• MATERIAL SUPPLIED:
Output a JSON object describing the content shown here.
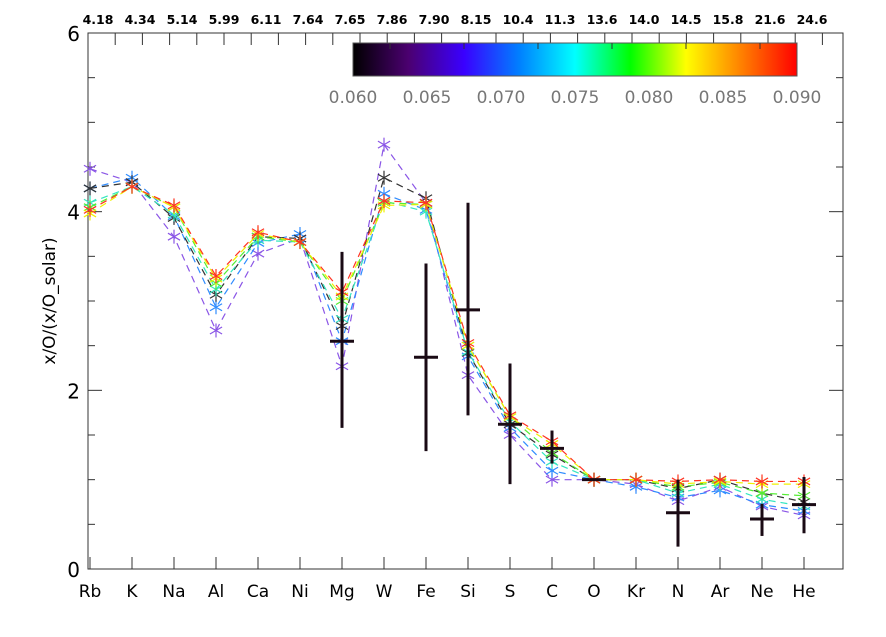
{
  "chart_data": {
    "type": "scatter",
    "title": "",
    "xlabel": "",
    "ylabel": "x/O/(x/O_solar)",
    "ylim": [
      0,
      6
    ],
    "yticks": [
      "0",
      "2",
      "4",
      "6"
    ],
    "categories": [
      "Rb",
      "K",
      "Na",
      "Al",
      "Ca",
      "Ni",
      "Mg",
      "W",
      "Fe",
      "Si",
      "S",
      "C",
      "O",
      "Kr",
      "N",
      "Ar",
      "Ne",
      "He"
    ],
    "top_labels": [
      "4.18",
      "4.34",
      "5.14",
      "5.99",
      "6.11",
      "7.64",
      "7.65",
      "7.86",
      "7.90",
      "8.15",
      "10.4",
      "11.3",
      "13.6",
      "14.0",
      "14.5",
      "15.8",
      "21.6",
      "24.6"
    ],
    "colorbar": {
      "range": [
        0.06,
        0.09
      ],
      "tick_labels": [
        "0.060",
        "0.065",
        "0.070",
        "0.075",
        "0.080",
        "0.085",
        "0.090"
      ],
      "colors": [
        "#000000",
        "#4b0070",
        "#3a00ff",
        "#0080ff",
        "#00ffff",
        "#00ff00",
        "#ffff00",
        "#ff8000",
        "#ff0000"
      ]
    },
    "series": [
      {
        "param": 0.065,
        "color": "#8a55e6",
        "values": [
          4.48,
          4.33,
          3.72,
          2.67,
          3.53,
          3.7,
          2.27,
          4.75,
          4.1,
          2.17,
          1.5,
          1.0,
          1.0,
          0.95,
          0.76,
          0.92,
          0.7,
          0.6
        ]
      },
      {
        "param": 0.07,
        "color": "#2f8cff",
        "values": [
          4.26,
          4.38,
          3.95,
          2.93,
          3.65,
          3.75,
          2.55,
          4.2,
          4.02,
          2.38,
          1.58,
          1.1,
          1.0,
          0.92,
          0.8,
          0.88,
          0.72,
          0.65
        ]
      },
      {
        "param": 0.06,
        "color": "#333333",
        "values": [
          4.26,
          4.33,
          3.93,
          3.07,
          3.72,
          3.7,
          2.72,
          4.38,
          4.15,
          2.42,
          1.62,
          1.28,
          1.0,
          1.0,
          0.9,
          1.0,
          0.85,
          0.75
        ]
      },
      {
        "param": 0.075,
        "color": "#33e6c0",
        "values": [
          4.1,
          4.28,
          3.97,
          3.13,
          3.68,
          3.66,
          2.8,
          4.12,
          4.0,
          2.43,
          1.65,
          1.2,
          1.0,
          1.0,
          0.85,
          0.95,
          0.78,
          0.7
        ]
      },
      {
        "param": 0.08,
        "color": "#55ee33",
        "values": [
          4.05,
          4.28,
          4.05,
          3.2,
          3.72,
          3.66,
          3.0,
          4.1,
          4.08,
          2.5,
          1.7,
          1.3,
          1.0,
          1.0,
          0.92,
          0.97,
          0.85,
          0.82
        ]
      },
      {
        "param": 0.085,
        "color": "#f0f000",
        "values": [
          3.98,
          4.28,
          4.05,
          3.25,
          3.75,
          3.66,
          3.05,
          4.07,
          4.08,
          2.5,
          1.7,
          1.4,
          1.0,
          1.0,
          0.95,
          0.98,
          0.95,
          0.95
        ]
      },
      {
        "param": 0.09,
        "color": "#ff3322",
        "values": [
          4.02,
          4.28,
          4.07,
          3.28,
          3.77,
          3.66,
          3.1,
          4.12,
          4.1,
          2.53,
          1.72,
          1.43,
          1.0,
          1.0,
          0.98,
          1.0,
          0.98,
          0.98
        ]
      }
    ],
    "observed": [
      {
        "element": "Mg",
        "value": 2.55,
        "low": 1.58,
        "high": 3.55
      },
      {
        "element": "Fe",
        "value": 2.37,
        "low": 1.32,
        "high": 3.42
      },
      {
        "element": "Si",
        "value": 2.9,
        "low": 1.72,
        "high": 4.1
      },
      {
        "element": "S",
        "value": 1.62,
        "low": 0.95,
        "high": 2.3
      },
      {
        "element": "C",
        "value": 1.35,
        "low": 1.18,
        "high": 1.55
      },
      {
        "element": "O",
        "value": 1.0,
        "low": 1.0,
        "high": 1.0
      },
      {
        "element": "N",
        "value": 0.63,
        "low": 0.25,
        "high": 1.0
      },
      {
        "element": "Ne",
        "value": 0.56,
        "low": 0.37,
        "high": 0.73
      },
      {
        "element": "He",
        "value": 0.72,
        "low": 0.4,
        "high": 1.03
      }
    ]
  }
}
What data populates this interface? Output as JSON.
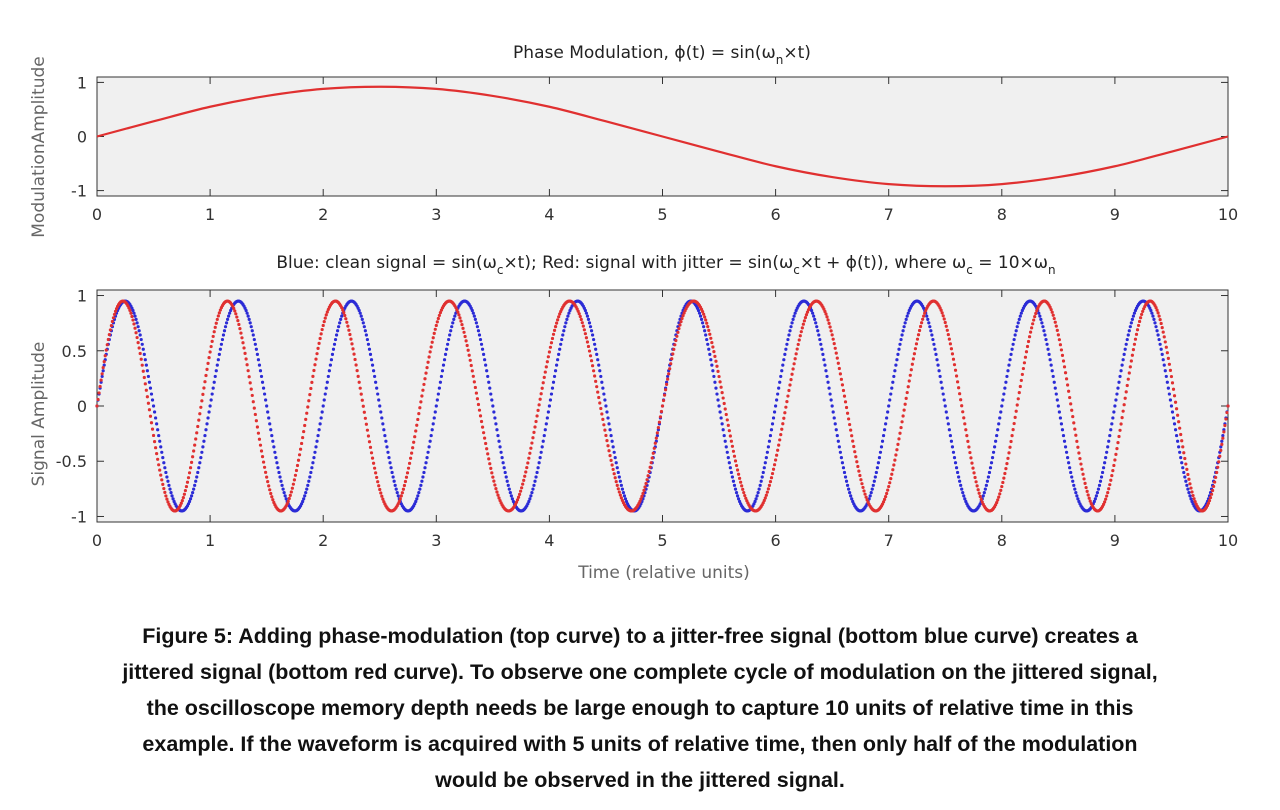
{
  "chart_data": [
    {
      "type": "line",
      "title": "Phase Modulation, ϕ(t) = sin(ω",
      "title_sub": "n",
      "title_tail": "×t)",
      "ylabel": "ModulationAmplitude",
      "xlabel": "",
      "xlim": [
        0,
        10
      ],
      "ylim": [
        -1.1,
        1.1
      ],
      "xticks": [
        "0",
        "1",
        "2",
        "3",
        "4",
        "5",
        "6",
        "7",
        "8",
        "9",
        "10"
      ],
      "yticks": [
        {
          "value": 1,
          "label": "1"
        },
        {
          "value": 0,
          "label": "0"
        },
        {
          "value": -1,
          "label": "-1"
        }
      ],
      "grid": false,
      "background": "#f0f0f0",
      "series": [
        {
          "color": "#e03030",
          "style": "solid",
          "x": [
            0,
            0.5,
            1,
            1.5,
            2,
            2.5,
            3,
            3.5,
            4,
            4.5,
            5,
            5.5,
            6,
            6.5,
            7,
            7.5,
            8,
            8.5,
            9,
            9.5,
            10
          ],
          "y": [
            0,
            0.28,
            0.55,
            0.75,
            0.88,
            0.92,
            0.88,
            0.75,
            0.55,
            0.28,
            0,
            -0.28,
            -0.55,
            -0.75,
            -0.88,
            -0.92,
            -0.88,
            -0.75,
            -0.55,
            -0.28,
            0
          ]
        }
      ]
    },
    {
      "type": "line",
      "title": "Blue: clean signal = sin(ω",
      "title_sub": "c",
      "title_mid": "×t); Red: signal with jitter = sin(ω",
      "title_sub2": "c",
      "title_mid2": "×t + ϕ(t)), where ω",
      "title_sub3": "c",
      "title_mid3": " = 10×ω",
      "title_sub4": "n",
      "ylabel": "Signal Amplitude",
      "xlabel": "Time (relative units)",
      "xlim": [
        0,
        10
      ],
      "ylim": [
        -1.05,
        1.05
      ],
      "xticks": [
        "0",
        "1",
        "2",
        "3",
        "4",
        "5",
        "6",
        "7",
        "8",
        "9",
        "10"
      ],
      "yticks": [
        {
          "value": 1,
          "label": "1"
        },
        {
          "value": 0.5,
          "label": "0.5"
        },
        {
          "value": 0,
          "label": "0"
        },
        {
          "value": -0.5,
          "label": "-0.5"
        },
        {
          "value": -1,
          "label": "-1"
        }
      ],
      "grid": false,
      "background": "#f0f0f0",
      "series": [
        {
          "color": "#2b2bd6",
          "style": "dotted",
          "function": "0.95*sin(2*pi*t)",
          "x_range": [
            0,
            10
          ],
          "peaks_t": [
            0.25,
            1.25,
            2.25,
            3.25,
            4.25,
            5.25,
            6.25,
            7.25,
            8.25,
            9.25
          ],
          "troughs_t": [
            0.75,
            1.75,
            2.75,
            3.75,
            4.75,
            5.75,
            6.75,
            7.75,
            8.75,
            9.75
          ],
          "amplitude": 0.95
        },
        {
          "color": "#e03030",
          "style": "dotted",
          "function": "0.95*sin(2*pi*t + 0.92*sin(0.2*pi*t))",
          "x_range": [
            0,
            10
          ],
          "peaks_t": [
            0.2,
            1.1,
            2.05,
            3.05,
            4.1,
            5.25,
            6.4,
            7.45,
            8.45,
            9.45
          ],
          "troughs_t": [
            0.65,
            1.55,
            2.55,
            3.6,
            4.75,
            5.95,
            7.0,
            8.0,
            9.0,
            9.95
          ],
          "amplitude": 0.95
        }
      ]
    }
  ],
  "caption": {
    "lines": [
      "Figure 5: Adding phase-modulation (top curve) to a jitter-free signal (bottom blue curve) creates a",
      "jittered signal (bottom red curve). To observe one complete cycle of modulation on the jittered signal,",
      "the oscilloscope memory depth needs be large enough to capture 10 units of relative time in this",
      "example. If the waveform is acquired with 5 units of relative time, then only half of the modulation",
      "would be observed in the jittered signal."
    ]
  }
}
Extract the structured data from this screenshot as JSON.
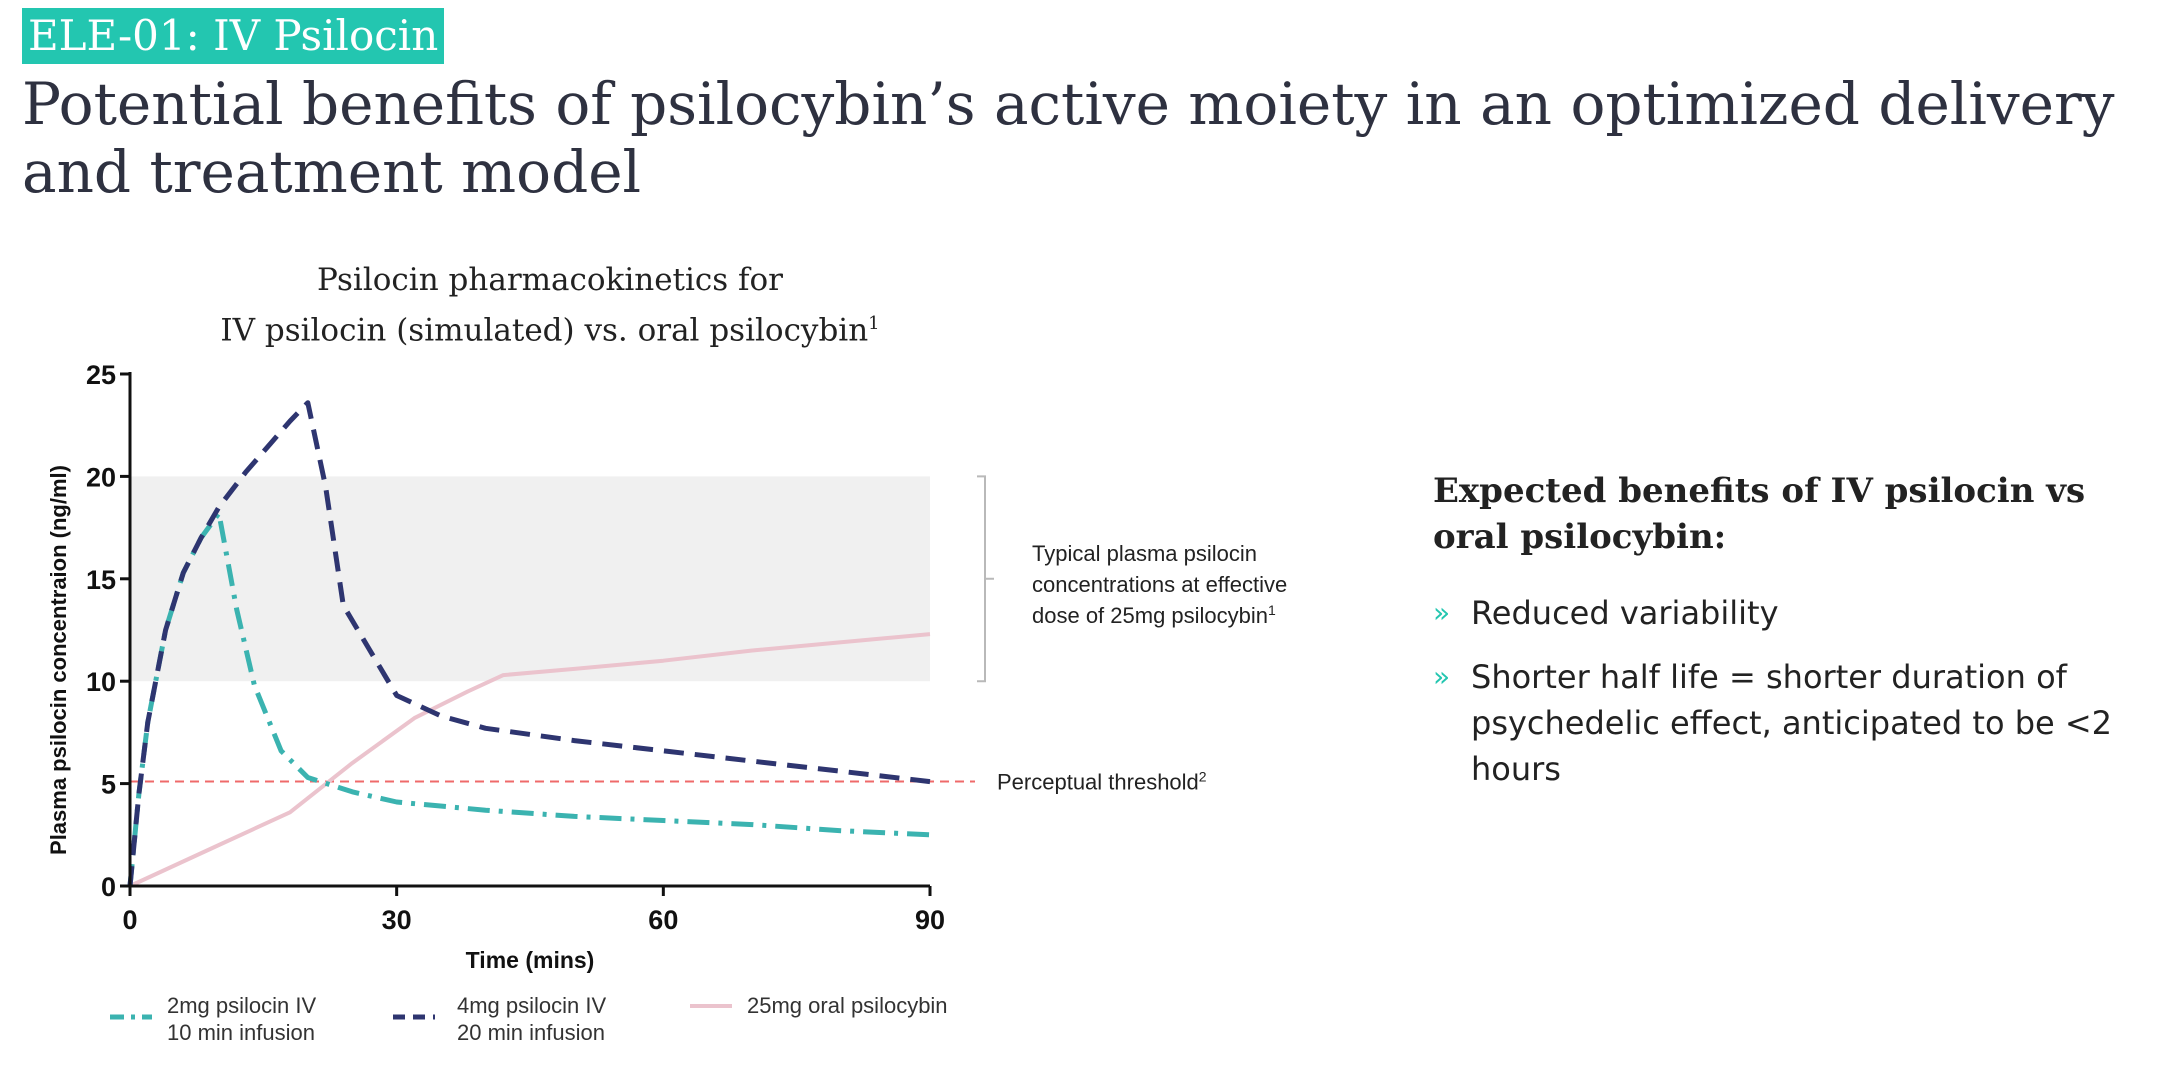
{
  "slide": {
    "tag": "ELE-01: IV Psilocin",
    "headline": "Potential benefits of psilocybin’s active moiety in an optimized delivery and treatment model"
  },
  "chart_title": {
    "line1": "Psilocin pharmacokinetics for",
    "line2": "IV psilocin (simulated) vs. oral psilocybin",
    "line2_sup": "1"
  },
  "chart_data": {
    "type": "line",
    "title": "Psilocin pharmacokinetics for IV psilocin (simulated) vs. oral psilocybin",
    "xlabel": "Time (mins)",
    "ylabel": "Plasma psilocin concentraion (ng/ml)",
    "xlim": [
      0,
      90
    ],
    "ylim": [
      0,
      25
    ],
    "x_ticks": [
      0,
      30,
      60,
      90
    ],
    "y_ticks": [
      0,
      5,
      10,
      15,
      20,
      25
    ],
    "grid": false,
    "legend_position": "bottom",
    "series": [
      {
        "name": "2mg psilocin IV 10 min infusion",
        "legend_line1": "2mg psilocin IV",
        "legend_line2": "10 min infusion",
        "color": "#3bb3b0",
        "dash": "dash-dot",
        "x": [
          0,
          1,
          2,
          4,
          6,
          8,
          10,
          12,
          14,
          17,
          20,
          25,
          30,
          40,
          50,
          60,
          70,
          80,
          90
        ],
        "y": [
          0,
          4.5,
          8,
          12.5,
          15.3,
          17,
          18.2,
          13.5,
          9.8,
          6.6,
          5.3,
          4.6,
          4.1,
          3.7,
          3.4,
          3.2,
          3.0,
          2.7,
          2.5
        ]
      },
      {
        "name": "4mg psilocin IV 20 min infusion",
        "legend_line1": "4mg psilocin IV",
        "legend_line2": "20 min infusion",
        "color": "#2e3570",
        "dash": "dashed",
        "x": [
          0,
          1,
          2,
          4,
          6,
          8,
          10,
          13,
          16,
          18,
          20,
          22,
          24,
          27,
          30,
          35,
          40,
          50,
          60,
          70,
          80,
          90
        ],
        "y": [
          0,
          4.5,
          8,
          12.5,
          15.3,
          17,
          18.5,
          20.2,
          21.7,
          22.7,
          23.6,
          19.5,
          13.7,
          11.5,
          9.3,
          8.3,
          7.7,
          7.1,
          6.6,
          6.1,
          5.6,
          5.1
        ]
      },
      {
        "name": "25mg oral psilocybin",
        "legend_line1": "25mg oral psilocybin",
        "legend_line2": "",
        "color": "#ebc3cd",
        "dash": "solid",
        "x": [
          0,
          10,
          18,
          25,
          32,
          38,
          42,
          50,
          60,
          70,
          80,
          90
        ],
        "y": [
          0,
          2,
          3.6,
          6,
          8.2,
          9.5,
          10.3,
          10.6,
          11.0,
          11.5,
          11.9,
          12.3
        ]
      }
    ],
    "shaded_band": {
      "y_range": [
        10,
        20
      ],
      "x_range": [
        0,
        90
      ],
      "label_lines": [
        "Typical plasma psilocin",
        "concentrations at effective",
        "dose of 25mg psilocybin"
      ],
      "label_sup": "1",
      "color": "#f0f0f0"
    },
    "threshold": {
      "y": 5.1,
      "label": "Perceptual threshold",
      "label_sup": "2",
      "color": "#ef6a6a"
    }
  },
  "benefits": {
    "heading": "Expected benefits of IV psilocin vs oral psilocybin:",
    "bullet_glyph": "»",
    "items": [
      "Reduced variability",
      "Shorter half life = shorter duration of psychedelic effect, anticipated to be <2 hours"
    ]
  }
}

• EXERCISE: Count the lines in the records above that contain the word "oral", and give only that number.

• TASK ANSWER: 5